## [ZU BEFOLGENDE ANWEISUNGEN]
Bring alles vom Anfang der Einträge bis einschließlich der Zeile mit "The threaded ends 25a is at (72, 33)." in die Form einer JSON-Liste von Zeichenketten, eine je Zeile und ohne Leerzeilen. Die Bilder gehören nicht in die Antwort.

(Einträge des Datensatzes)

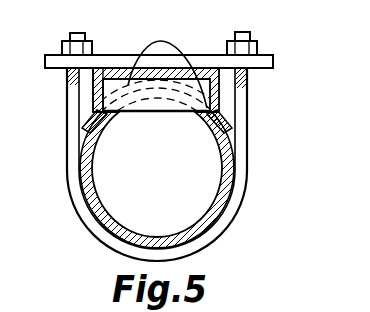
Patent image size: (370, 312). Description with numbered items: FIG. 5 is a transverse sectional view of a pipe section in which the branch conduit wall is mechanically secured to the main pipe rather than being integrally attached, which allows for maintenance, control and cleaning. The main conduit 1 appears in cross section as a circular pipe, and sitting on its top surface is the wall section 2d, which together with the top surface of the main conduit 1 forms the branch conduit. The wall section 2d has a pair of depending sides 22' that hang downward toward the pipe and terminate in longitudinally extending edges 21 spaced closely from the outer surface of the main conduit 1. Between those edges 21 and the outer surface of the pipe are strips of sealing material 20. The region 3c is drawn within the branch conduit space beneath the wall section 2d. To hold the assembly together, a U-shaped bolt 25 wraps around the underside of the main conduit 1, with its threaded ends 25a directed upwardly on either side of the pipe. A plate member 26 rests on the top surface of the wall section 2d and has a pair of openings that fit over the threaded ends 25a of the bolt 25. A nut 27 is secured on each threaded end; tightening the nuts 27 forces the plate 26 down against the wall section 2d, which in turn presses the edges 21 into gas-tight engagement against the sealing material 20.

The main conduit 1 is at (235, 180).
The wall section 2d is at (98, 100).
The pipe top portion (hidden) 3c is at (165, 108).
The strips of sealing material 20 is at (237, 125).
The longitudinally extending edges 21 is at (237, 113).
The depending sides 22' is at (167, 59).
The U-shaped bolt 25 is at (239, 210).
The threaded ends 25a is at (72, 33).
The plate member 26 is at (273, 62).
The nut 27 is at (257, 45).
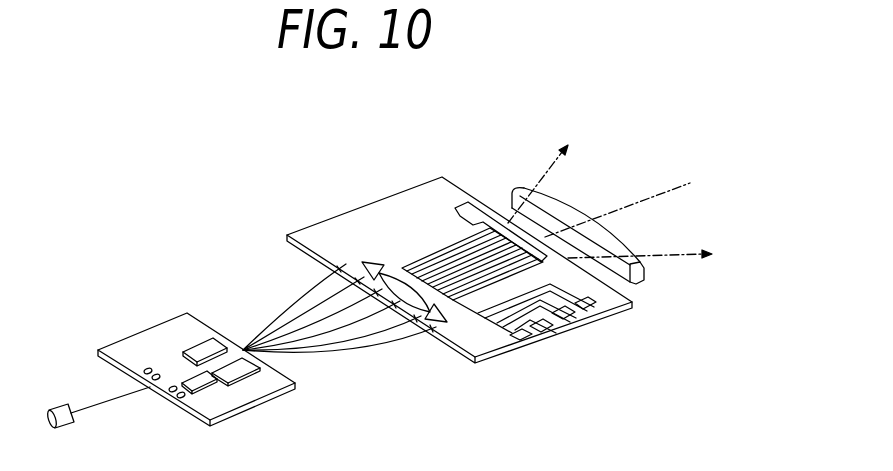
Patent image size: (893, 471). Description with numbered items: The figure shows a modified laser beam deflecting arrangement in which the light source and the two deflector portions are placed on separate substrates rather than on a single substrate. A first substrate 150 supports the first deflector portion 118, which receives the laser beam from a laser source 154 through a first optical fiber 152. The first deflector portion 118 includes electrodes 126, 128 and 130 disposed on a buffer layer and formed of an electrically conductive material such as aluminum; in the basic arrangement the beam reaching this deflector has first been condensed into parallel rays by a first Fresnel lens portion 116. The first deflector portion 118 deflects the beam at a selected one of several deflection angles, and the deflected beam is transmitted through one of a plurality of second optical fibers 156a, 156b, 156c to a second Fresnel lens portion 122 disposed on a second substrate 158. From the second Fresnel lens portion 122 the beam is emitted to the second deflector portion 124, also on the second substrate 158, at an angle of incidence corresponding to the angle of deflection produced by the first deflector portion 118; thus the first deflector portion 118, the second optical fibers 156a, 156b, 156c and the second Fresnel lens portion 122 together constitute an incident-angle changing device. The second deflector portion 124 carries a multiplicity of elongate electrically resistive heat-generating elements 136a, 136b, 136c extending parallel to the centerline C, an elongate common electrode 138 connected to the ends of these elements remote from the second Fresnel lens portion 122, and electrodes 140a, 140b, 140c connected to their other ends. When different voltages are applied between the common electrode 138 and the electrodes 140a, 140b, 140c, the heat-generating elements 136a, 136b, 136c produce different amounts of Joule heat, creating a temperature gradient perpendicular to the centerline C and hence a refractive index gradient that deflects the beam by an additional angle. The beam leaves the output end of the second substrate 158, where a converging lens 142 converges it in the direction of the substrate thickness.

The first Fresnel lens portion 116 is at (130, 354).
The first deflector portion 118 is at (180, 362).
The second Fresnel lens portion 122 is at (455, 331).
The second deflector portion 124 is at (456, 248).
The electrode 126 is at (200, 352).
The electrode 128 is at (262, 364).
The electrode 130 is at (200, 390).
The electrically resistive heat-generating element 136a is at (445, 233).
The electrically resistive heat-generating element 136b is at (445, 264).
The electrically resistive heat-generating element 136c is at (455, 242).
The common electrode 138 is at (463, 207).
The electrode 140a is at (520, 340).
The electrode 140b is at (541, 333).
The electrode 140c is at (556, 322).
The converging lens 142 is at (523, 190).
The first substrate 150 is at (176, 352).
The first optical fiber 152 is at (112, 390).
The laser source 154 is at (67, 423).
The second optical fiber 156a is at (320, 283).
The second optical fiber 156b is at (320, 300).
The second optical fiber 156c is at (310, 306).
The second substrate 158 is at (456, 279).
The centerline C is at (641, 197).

## [DIE ANTWORT]
[
  "Patent image size: (370, 312). Description with numbered items: FIG. 5 is a transverse sectional view of a pipe section in which the branch conduit wall is mechanically secured to the main pipe rather than being integrally attached, which allows for maintenance, control and cleaning. The main conduit 1 appears in cross section as a circular pipe, and sitting on its top surface is the wall section 2d, which together with the top surface of the main conduit 1 forms the branch conduit. The wall section 2d has a pair of depending sides 22' that hang downward toward the pipe and terminate in longitudinally extending edges 21 spaced closely from the outer surface of the main conduit 1. Between those edges 21 and the outer surface of the pipe are strips of sealing material 20. The region 3c is drawn within the branch conduit space beneath the wall section 2d. To hold the assembly together, a U-shaped bolt 25 wraps around the underside of the main conduit 1, with its threaded ends 25a directed upwardly on either side of the pipe. A plate member 26 rests on the top surface of the wall section 2d and has a pair of openings that fit over the threaded ends 25a of the bolt 25. A nut 27 is secured on each threaded end; tightening the nuts 27 forces the plate 26 down against the wall section 2d, which in turn presses the edges 21 into gas-tight engagement against the sealing material 20.",
  "The main conduit 1 is at (235, 180).",
  "The wall section 2d is at (98, 100).",
  "The pipe top portion (hidden) 3c is at (165, 108).",
  "The strips of sealing material 20 is at (237, 125).",
  "The longitudinally extending edges 21 is at (237, 113).",
  "The depending sides 22' is at (167, 59).",
  "The U-shaped bolt 25 is at (239, 210).",
  "The threaded ends 25a is at (72, 33)."
]